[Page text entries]
• • • • • • •

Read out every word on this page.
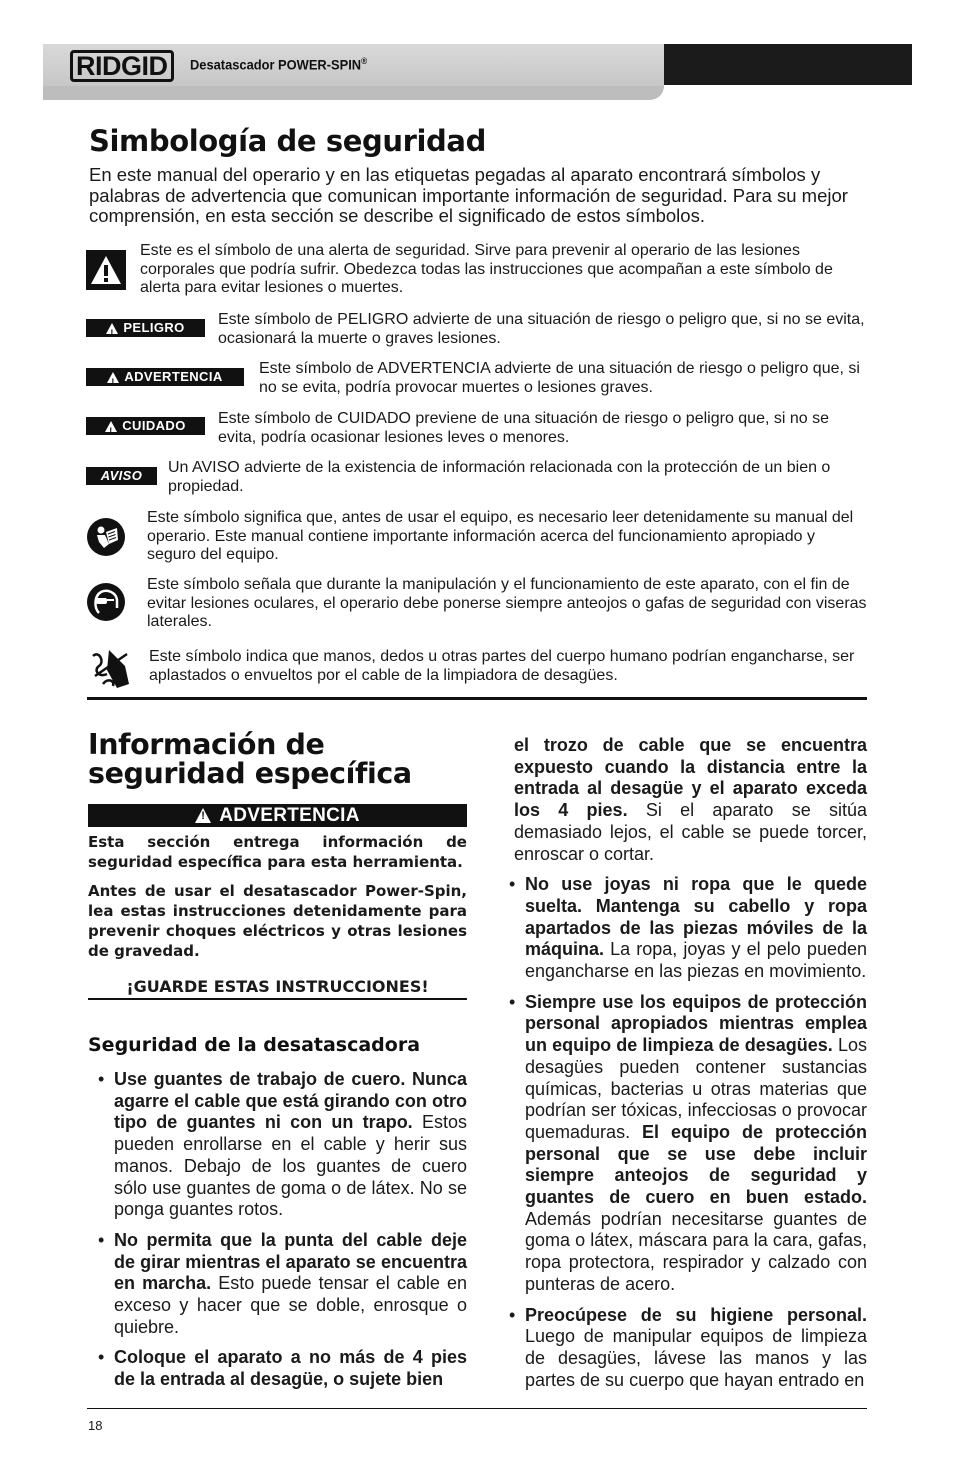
RIDGID	Desatascador POWER-SPIN®
Simbología de seguridad

En este manual del operario y en las etiquetas pegadas al aparato encontrará símbolos y palabras de advertencia que comunican importante información de seguridad. Para su mejor comprensión, en esta sección se describe el significado de estos símbolos.

Este es el símbolo de una alerta de seguridad. Sirve para prevenir al operario de las lesiones corporales que podría sufrir. Obedezca todas las instrucciones que acompañan a este símbolo de alerta para evitar lesiones o muertes.

!
PELIGRO Este símbolo de PELIGRO advierte de una situación de riesgo o peligro que, si no se evita, ocasionará la muerte o graves lesiones.

!
ADVERTENCIA Este símbolo de ADVERTENCIA advierte de una situación de riesgo o peligro que, si no se evita, podría provocar muertes o lesiones graves.

!
CUIDADO Este símbolo de CUIDADO previene de una situación de riesgo o peligro que, si no se evita, podría ocasionar lesiones leves o menores.

AVISO	Un AVISO advierte de la existencia de información relacionada con la protección de un bien o propiedad.

Este símbolo significa que, antes de usar el equipo, es necesario leer detenidamente su manual del operario. Este manual contiene importante información acerca del funcionamiento apropiado y seguro del equipo.

Este símbolo señala que durante la manipulación y el funcionamiento de este aparato, con el fin de evitar lesiones oculares, el operario debe ponerse siempre anteojos o gafas de seguridad con viseras laterales.

Este símbolo indica que manos, dedos u otras partes del cuerpo humano podrían engancharse, ser aplastados o envueltos por el cable de la limpiadora de desagües.

Información de
seguridad específica
!
ADVERTENCIA

Esta sección entrega información de seguridad específica para esta herramienta.

Antes de usar el desatascador Power-Spin, lea estas instrucciones detenidamente para prevenir choques eléctricos y otras lesiones de gravedad.

¡GUARDE ESTAS INSTRUCCIONES!
Seguridad de la desatascadora
• Use guantes de trabajo de cuero. Nunca agarre el cable que está girando con otro tipo de guantes ni con un trapo. Estos pueden enrollarse en el cable y herir sus manos. Debajo de los guantes de cuero sólo use guantes de goma o de látex. No se ponga guantes rotos.
• No permita que la punta del cable deje de girar mientras el aparato se encuentra en marcha. Esto puede tensar el cable en exceso y hacer que se doble, enrosque o quiebre.
• Coloque el aparato a no más de 4 pies de la entrada al desagüe, o sujete bien

el trozo de cable que se encuentra expuesto cuando la distancia entre la entrada al desagüe y el aparato exceda los 4 pies. Si el aparato se sitúa demasiado lejos, el cable se puede torcer, enroscar o cortar.

• No use joyas ni ropa que le quede suelta. Mantenga su cabello y ropa apartados de las piezas móviles de la máquina. La ropa, joyas y el pelo pueden engancharse en las piezas en movimiento.
• Siempre use los equipos de protección personal apropiados mientras emplea un equipo de limpieza de desagües. Los desagües pueden contener sustancias químicas, bacterias u otras materias que podrían ser tóxicas, infecciosas o provocar quemaduras. El equipo de protección personal que se use debe incluir siempre anteojos de seguridad y guantes de cuero en buen estado. Además podrían necesitarse guantes de goma o látex, máscara para la cara, gafas, ropa protectora, respirador y calzado con punteras de acero.
• Preocúpese de su higiene personal. Luego de manipular equipos de limpieza de desagües, lávese las manos y las partes de su cuerpo que hayan entrado en
18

• • • • • • •

◆ ASSIGNED TASK
Output the records above exactly as they are, leaving out the pictures.

◆ YOUR SOLUTION
Read out every word on this page.
RIDGID	Desatascador POWER-SPIN®
Simbología de seguridad

En este manual del operario y en las etiquetas pegadas al aparato encontrará símbolos y palabras de advertencia que comunican importante información de seguridad. Para su mejor comprensión, en esta sección se describe el significado de estos símbolos.

Este es el símbolo de una alerta de seguridad. Sirve para prevenir al operario de las lesiones corporales que podría sufrir. Obedezca todas las instrucciones que acompañan a este símbolo de alerta para evitar lesiones o muertes.

!
PELIGRO Este símbolo de PELIGRO advierte de una situación de riesgo o peligro que, si no se evita, ocasionará la muerte o graves lesiones.

!
ADVERTENCIA Este símbolo de ADVERTENCIA advierte de una situación de riesgo o peligro que, si no se evita, podría provocar muertes o lesiones graves.

!
CUIDADO Este símbolo de CUIDADO previene de una situación de riesgo o peligro que, si no se evita, podría ocasionar lesiones leves o menores.

AVISO	Un AVISO advierte de la existencia de información relacionada con la protección de un bien o propiedad.

Este símbolo significa que, antes de usar el equipo, es necesario leer detenidamente su manual del operario. Este manual contiene importante información acerca del funcionamiento apropiado y seguro del equipo.

Este símbolo señala que durante la manipulación y el funcionamiento de este aparato, con el fin de evitar lesiones oculares, el operario debe ponerse siempre anteojos o gafas de seguridad con viseras laterales.

Este símbolo indica que manos, dedos u otras partes del cuerpo humano podrían engancharse, ser aplastados o envueltos por el cable de la limpiadora de desagües.

Información de
seguridad específica
!
ADVERTENCIA

Esta sección entrega información de seguridad específica para esta herramienta.

Antes de usar el desatascador Power-Spin, lea estas instrucciones detenidamente para prevenir choques eléctricos y otras lesiones de gravedad.

¡GUARDE ESTAS INSTRUCCIONES!
Seguridad de la desatascadora
• Use guantes de trabajo de cuero. Nunca agarre el cable que está girando con otro tipo de guantes ni con un trapo. Estos pueden enrollarse en el cable y herir sus manos. Debajo de los guantes de cuero sólo use guantes de goma o de látex. No se ponga guantes rotos.
• No permita que la punta del cable deje de girar mientras el aparato se encuentra en marcha. Esto puede tensar el cable en exceso y hacer que se doble, enrosque o quiebre.
• Coloque el aparato a no más de 4 pies de la entrada al desagüe, o sujete bien

el trozo de cable que se encuentra expuesto cuando la distancia entre la entrada al desagüe y el aparato exceda los 4 pies. Si el aparato se sitúa demasiado lejos, el cable se puede torcer, enroscar o cortar.

• No use joyas ni ropa que le quede suelta. Mantenga su cabello y ropa apartados de las piezas móviles de la máquina. La ropa, joyas y el pelo pueden engancharse en las piezas en movimiento.
• Siempre use los equipos de protección personal apropiados mientras emplea un equipo de limpieza de desagües. Los desagües pueden contener sustancias químicas, bacterias u otras materias que podrían ser tóxicas, infecciosas o provocar quemaduras. El equipo de protección personal que se use debe incluir siempre anteojos de seguridad y guantes de cuero en buen estado. Además podrían necesitarse guantes de goma o látex, máscara para la cara, gafas, ropa protectora, respirador y calzado con punteras de acero.
• Preocúpese de su higiene personal. Luego de manipular equipos de limpieza de desagües, lávese las manos y las partes de su cuerpo que hayan entrado en
18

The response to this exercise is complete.